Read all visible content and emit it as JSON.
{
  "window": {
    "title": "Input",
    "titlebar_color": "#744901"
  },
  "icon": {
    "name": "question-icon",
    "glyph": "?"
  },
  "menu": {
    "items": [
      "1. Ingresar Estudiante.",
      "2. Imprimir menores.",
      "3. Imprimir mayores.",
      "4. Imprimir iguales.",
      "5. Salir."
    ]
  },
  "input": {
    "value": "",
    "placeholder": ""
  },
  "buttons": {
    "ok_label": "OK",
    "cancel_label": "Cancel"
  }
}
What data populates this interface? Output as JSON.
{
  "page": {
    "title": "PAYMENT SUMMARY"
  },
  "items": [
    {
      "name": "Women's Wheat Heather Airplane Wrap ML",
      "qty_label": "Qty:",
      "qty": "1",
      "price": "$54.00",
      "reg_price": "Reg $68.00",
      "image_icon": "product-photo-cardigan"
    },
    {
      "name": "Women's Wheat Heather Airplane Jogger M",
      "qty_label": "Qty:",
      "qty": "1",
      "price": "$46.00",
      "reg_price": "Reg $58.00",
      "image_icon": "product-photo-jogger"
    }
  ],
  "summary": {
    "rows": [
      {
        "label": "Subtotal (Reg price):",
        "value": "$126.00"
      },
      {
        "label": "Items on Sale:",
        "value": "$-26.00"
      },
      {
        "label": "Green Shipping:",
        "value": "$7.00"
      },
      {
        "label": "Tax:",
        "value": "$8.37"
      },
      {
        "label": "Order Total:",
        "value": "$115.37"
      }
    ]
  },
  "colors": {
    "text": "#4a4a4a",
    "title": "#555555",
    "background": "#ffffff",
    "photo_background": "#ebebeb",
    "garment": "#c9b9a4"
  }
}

# JOB
Emit the full listing verbatim.

# SOLUTION TO THIS EXERCISE
Read all visible content and emit it as JSON.
{
  "window": {
    "title": "Input",
    "titlebar_color": "#744901"
  },
  "icon": {
    "name": "question-icon",
    "glyph": "?"
  },
  "menu": {
    "items": [
      "1. Ingresar Estudiante.",
      "2. Imprimir menores.",
      "3. Imprimir mayores.",
      "4. Imprimir iguales.",
      "5. Salir."
    ]
  },
  "input": {
    "value": "",
    "placeholder": ""
  },
  "buttons": {
    "ok_label": "OK",
    "cancel_label": "Cancel"
  }
}
What data populates this interface? Output as JSON.
{
  "page": {
    "title": "PAYMENT SUMMARY"
  },
  "items": [
    {
      "name": "Women's Wheat Heather Airplane Wrap ML",
      "qty_label": "Qty:",
      "qty": "1",
      "price": "$54.00",
      "reg_price": "Reg $68.00",
      "image_icon": "product-photo-cardigan"
    },
    {
      "name": "Women's Wheat Heather Airplane Jogger M",
      "qty_label": "Qty:",
      "qty": "1",
      "price": "$46.00",
      "reg_price": "Reg $58.00",
      "image_icon": "product-photo-jogger"
    }
  ],
  "summary": {
    "rows": [
      {
        "label": "Subtotal (Reg price):",
        "value": "$126.00"
      },
      {
        "label": "Items on Sale:",
        "value": "$-26.00"
      },
      {
        "label": "Green Shipping:",
        "value": "$7.00"
      },
      {
        "label": "Tax:",
        "value": "$8.37"
      },
      {
        "label": "Order Total:",
        "value": "$115.37"
      }
    ]
  },
  "colors": {
    "text": "#4a4a4a",
    "title": "#555555",
    "background": "#ffffff",
    "photo_background": "#ebebeb",
    "garment": "#c9b9a4"
  }
}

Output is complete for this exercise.